--- start Records for the exercise ---
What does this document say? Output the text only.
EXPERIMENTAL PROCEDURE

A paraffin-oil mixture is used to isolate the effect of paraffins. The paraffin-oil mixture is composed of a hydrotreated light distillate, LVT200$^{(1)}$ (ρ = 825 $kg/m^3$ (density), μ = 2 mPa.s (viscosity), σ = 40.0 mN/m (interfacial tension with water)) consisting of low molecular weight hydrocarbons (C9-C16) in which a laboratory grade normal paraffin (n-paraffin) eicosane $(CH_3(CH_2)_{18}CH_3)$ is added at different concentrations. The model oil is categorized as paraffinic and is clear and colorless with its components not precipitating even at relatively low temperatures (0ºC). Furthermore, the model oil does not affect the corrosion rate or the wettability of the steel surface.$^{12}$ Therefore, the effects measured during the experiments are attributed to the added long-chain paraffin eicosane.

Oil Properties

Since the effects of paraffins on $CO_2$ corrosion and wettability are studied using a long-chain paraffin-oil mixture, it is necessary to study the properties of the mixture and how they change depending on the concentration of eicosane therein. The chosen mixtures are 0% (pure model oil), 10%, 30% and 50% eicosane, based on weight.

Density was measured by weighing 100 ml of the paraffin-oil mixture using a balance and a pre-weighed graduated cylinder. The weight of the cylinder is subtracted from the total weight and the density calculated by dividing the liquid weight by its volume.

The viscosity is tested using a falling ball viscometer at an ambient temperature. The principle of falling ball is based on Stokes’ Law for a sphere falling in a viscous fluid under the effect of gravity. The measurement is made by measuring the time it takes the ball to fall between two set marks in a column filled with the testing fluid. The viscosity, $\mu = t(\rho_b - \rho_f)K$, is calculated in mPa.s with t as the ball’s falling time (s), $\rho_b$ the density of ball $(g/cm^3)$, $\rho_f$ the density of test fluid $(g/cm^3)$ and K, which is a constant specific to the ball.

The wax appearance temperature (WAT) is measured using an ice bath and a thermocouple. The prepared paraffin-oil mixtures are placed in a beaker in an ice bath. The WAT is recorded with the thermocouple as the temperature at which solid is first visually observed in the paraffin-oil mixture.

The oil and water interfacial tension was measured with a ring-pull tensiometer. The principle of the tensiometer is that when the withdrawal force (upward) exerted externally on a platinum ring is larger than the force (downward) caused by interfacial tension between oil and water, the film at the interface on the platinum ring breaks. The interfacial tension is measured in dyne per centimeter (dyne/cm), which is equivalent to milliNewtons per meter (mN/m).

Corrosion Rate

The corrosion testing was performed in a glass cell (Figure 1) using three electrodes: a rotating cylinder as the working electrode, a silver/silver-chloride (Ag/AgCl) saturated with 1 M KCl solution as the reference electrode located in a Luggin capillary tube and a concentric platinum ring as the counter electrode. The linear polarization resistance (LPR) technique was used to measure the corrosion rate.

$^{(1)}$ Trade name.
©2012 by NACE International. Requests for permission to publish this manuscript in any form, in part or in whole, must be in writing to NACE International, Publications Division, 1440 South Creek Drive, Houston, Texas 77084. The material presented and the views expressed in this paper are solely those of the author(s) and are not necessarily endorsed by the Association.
--- end Records for the exercise ---
To do — Lines containing the word "cylinder" are to be counted in the listing; state their number alone.

Written response — 2